§ WHAT THIS TASK INVOLVES:
Transcribe the entries below exactly; leave every image out.

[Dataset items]
>>>

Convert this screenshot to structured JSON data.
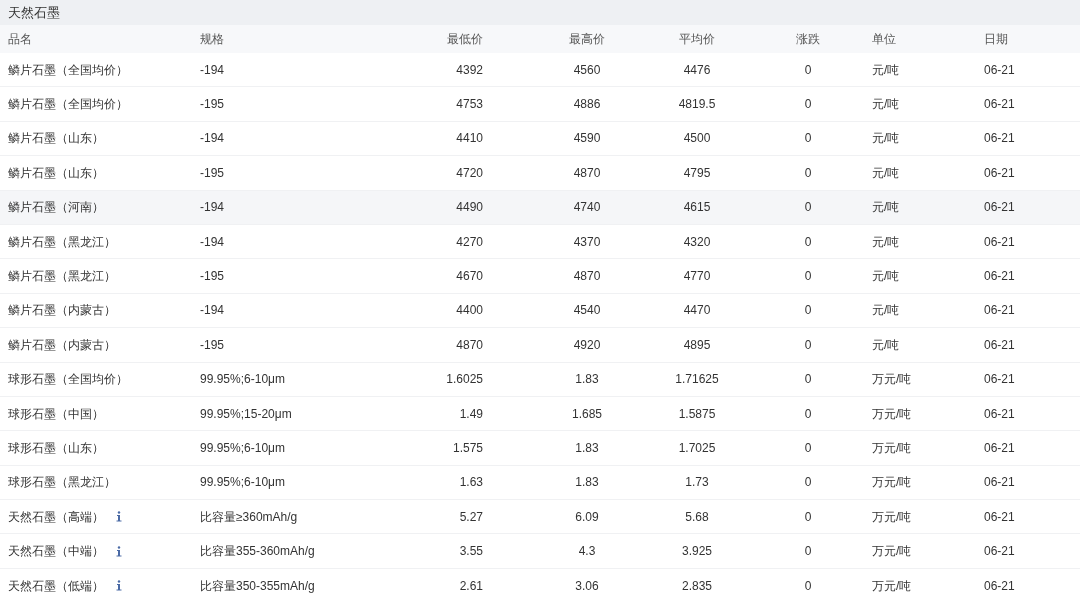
{
  "title": "天然石墨",
  "columns": [
    "品名",
    "规格",
    "最低价",
    "最高价",
    "平均价",
    "涨跌",
    "单位",
    "日期"
  ],
  "rows": [
    {
      "cells": [
        "鳞片石墨（全国均价）",
        "-194",
        "4392",
        "4560",
        "4476",
        "0",
        "元/吨",
        "06-21"
      ],
      "info": false,
      "highlighted": false
    },
    {
      "cells": [
        "鳞片石墨（全国均价）",
        "-195",
        "4753",
        "4886",
        "4819.5",
        "0",
        "元/吨",
        "06-21"
      ],
      "info": false,
      "highlighted": false
    },
    {
      "cells": [
        "鳞片石墨（山东）",
        "-194",
        "4410",
        "4590",
        "4500",
        "0",
        "元/吨",
        "06-21"
      ],
      "info": false,
      "highlighted": false
    },
    {
      "cells": [
        "鳞片石墨（山东）",
        "-195",
        "4720",
        "4870",
        "4795",
        "0",
        "元/吨",
        "06-21"
      ],
      "info": false,
      "highlighted": false
    },
    {
      "cells": [
        "鳞片石墨（河南）",
        "-194",
        "4490",
        "4740",
        "4615",
        "0",
        "元/吨",
        "06-21"
      ],
      "info": false,
      "highlighted": true
    },
    {
      "cells": [
        "鳞片石墨（黑龙江）",
        "-194",
        "4270",
        "4370",
        "4320",
        "0",
        "元/吨",
        "06-21"
      ],
      "info": false,
      "highlighted": false
    },
    {
      "cells": [
        "鳞片石墨（黑龙江）",
        "-195",
        "4670",
        "4870",
        "4770",
        "0",
        "元/吨",
        "06-21"
      ],
      "info": false,
      "highlighted": false
    },
    {
      "cells": [
        "鳞片石墨（内蒙古）",
        "-194",
        "4400",
        "4540",
        "4470",
        "0",
        "元/吨",
        "06-21"
      ],
      "info": false,
      "highlighted": false
    },
    {
      "cells": [
        "鳞片石墨（内蒙古）",
        "-195",
        "4870",
        "4920",
        "4895",
        "0",
        "元/吨",
        "06-21"
      ],
      "info": false,
      "highlighted": false
    },
    {
      "cells": [
        "球形石墨（全国均价）",
        "99.95%;6-10μm",
        "1.6025",
        "1.83",
        "1.71625",
        "0",
        "万元/吨",
        "06-21"
      ],
      "info": false,
      "highlighted": false
    },
    {
      "cells": [
        "球形石墨（中国）",
        "99.95%;15-20μm",
        "1.49",
        "1.685",
        "1.5875",
        "0",
        "万元/吨",
        "06-21"
      ],
      "info": false,
      "highlighted": false
    },
    {
      "cells": [
        "球形石墨（山东）",
        "99.95%;6-10μm",
        "1.575",
        "1.83",
        "1.7025",
        "0",
        "万元/吨",
        "06-21"
      ],
      "info": false,
      "highlighted": false
    },
    {
      "cells": [
        "球形石墨（黑龙江）",
        "99.95%;6-10μm",
        "1.63",
        "1.83",
        "1.73",
        "0",
        "万元/吨",
        "06-21"
      ],
      "info": false,
      "highlighted": false
    },
    {
      "cells": [
        "天然石墨（高端）",
        "比容量≥360mAh/g",
        "5.27",
        "6.09",
        "5.68",
        "0",
        "万元/吨",
        "06-21"
      ],
      "info": true,
      "highlighted": false
    },
    {
      "cells": [
        "天然石墨（中端）",
        "比容量355-360mAh/g",
        "3.55",
        "4.3",
        "3.925",
        "0",
        "万元/吨",
        "06-21"
      ],
      "info": true,
      "highlighted": false
    },
    {
      "cells": [
        "天然石墨（低端）",
        "比容量350-355mAh/g",
        "2.61",
        "3.06",
        "2.835",
        "0",
        "万元/吨",
        "06-21"
      ],
      "info": true,
      "highlighted": false
    }
  ]
}
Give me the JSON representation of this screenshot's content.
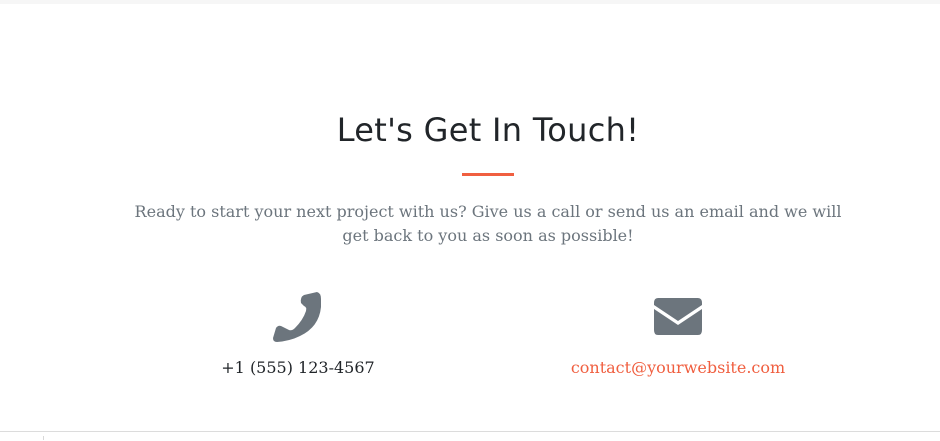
{
  "section": {
    "heading": "Let's Get In Touch!",
    "lead": "Ready to start your next project with us? Give us a call or send us an email and we will get back to you as soon as possible!"
  },
  "phone": {
    "icon": "phone-icon",
    "number": "+1 (555) 123-4567"
  },
  "email": {
    "icon": "envelope-icon",
    "address": "contact@yourwebsite.com"
  },
  "colors": {
    "accent": "#f05f40",
    "icon": "#6c757d",
    "heading": "#212529",
    "muted": "#6c757d"
  }
}
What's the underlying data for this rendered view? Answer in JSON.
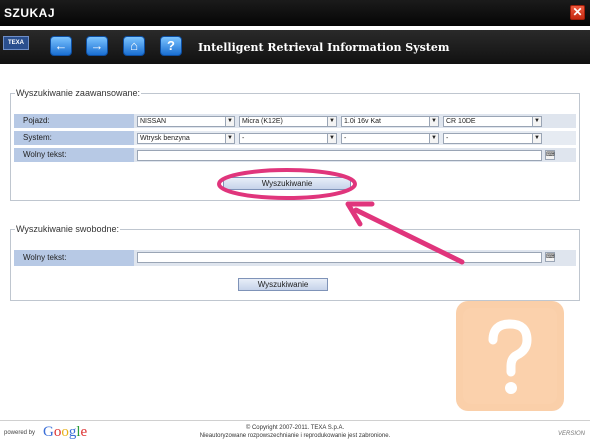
{
  "window": {
    "title": "SZUKAJ",
    "close_glyph": "✕"
  },
  "toolbar": {
    "logo": "TEXA",
    "app_title": "Intelligent Retrieval Information System",
    "buttons": [
      {
        "icon": "arrow-left-icon",
        "glyph": "←"
      },
      {
        "icon": "arrow-right-icon",
        "glyph": "→"
      },
      {
        "icon": "home-icon",
        "glyph": "⌂"
      },
      {
        "icon": "help-icon",
        "glyph": "?"
      }
    ]
  },
  "advanced_search": {
    "legend": "Wyszukiwanie zaawansowane:",
    "vehicle_label": "Pojazd:",
    "vehicle": {
      "make": "NISSAN",
      "model": "Micra (K12E)",
      "engine": "1.0i 16v Kat",
      "code": "CR 10DE"
    },
    "system_label": "System:",
    "system": {
      "system": "Wtrysk benzyna",
      "opt2": "-",
      "opt3": "-",
      "opt4": "-"
    },
    "free_text_label": "Wolny tekst:",
    "free_text_value": "",
    "search_button": "Wyszukiwanie"
  },
  "free_search": {
    "legend": "Wyszukiwanie swobodne:",
    "free_text_label": "Wolny tekst:",
    "free_text_value": "",
    "search_button": "Wyszukiwanie"
  },
  "footer": {
    "powered_by": "powered by",
    "google": "Google",
    "copyright": "© Copyright 2007-2011. TEXA S.p.A.",
    "notice": "Nieautoryzowane rozpowszechnianie i reprodukowanie jest zabronione.",
    "version": "VERSION"
  },
  "colors": {
    "annotation": "#e0357c",
    "help_overlay": "#f9c79a"
  }
}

<<<

§ WRITTEN RESPONSE:
Convert this screenshot to structured JSON data.
{
  "title": "天然石墨",
  "columns": [
    "品名",
    "规格",
    "最低价",
    "最高价",
    "平均价",
    "涨跌",
    "单位",
    "日期"
  ],
  "rows": [
    {
      "cells": [
        "鳞片石墨（全国均价）",
        "-194",
        "4392",
        "4560",
        "4476",
        "0",
        "元/吨",
        "06-21"
      ],
      "info": false,
      "highlighted": false
    },
    {
      "cells": [
        "鳞片石墨（全国均价）",
        "-195",
        "4753",
        "4886",
        "4819.5",
        "0",
        "元/吨",
        "06-21"
      ],
      "info": false,
      "highlighted": false
    },
    {
      "cells": [
        "鳞片石墨（山东）",
        "-194",
        "4410",
        "4590",
        "4500",
        "0",
        "元/吨",
        "06-21"
      ],
      "info": false,
      "highlighted": false
    },
    {
      "cells": [
        "鳞片石墨（山东）",
        "-195",
        "4720",
        "4870",
        "4795",
        "0",
        "元/吨",
        "06-21"
      ],
      "info": false,
      "highlighted": false
    },
    {
      "cells": [
        "鳞片石墨（河南）",
        "-194",
        "4490",
        "4740",
        "4615",
        "0",
        "元/吨",
        "06-21"
      ],
      "info": false,
      "highlighted": true
    },
    {
      "cells": [
        "鳞片石墨（黑龙江）",
        "-194",
        "4270",
        "4370",
        "4320",
        "0",
        "元/吨",
        "06-21"
      ],
      "info": false,
      "highlighted": false
    },
    {
      "cells": [
        "鳞片石墨（黑龙江）",
        "-195",
        "4670",
        "4870",
        "4770",
        "0",
        "元/吨",
        "06-21"
      ],
      "info": false,
      "highlighted": false
    },
    {
      "cells": [
        "鳞片石墨（内蒙古）",
        "-194",
        "4400",
        "4540",
        "4470",
        "0",
        "元/吨",
        "06-21"
      ],
      "info": false,
      "highlighted": false
    },
    {
      "cells": [
        "鳞片石墨（内蒙古）",
        "-195",
        "4870",
        "4920",
        "4895",
        "0",
        "元/吨",
        "06-21"
      ],
      "info": false,
      "highlighted": false
    },
    {
      "cells": [
        "球形石墨（全国均价）",
        "99.95%;6-10μm",
        "1.6025",
        "1.83",
        "1.71625",
        "0",
        "万元/吨",
        "06-21"
      ],
      "info": false,
      "highlighted": false
    },
    {
      "cells": [
        "球形石墨（中国）",
        "99.95%;15-20μm",
        "1.49",
        "1.685",
        "1.5875",
        "0",
        "万元/吨",
        "06-21"
      ],
      "info": false,
      "highlighted": false
    },
    {
      "cells": [
        "球形石墨（山东）",
        "99.95%;6-10μm",
        "1.575",
        "1.83",
        "1.7025",
        "0",
        "万元/吨",
        "06-21"
      ],
      "info": false,
      "highlighted": false
    },
    {
      "cells": [
        "球形石墨（黑龙江）",
        "99.95%;6-10μm",
        "1.63",
        "1.83",
        "1.73",
        "0",
        "万元/吨",
        "06-21"
      ],
      "info": false,
      "highlighted": false
    },
    {
      "cells": [
        "天然石墨（高端）",
        "比容量≥360mAh/g",
        "5.27",
        "6.09",
        "5.68",
        "0",
        "万元/吨",
        "06-21"
      ],
      "info": true,
      "highlighted": false
    },
    {
      "cells": [
        "天然石墨（中端）",
        "比容量355-360mAh/g",
        "3.55",
        "4.3",
        "3.925",
        "0",
        "万元/吨",
        "06-21"
      ],
      "info": true,
      "highlighted": false
    },
    {
      "cells": [
        "天然石墨（低端）",
        "比容量350-355mAh/g",
        "2.61",
        "3.06",
        "2.835",
        "0",
        "万元/吨",
        "06-21"
      ],
      "info": true,
      "highlighted": false
    }
  ]
}
Give me the JSON representation of this screenshot's content.
{
  "section": {
    "heading": "Let's Get In Touch!",
    "lead": "Ready to start your next project with us? Give us a call or send us an email and we will get back to you as soon as possible!"
  },
  "phone": {
    "icon": "phone-icon",
    "number": "+1 (555) 123-4567"
  },
  "email": {
    "icon": "envelope-icon",
    "address": "contact@yourwebsite.com"
  },
  "colors": {
    "accent": "#f05f40",
    "icon": "#6c757d",
    "heading": "#212529",
    "muted": "#6c757d"
  }
}
What's the underlying data for this rendered view? Answer in JSON.
{
  "window": {
    "title": "SZUKAJ",
    "close_glyph": "✕"
  },
  "toolbar": {
    "logo": "TEXA",
    "app_title": "Intelligent Retrieval Information System",
    "buttons": [
      {
        "icon": "arrow-left-icon",
        "glyph": "←"
      },
      {
        "icon": "arrow-right-icon",
        "glyph": "→"
      },
      {
        "icon": "home-icon",
        "glyph": "⌂"
      },
      {
        "icon": "help-icon",
        "glyph": "?"
      }
    ]
  },
  "advanced_search": {
    "legend": "Wyszukiwanie zaawansowane:",
    "vehicle_label": "Pojazd:",
    "vehicle": {
      "make": "NISSAN",
      "model": "Micra (K12E)",
      "engine": "1.0i 16v Kat",
      "code": "CR 10DE"
    },
    "system_label": "System:",
    "system": {
      "system": "Wtrysk benzyna",
      "opt2": "-",
      "opt3": "-",
      "opt4": "-"
    },
    "free_text_label": "Wolny tekst:",
    "free_text_value": "",
    "search_button": "Wyszukiwanie"
  },
  "free_search": {
    "legend": "Wyszukiwanie swobodne:",
    "free_text_label": "Wolny tekst:",
    "free_text_value": "",
    "search_button": "Wyszukiwanie"
  },
  "footer": {
    "powered_by": "powered by",
    "google": "Google",
    "copyright": "© Copyright 2007-2011. TEXA S.p.A.",
    "notice": "Nieautoryzowane rozpowszechnianie i reprodukowanie jest zabronione.",
    "version": "VERSION"
  },
  "colors": {
    "annotation": "#e0357c",
    "help_overlay": "#f9c79a"
  }
}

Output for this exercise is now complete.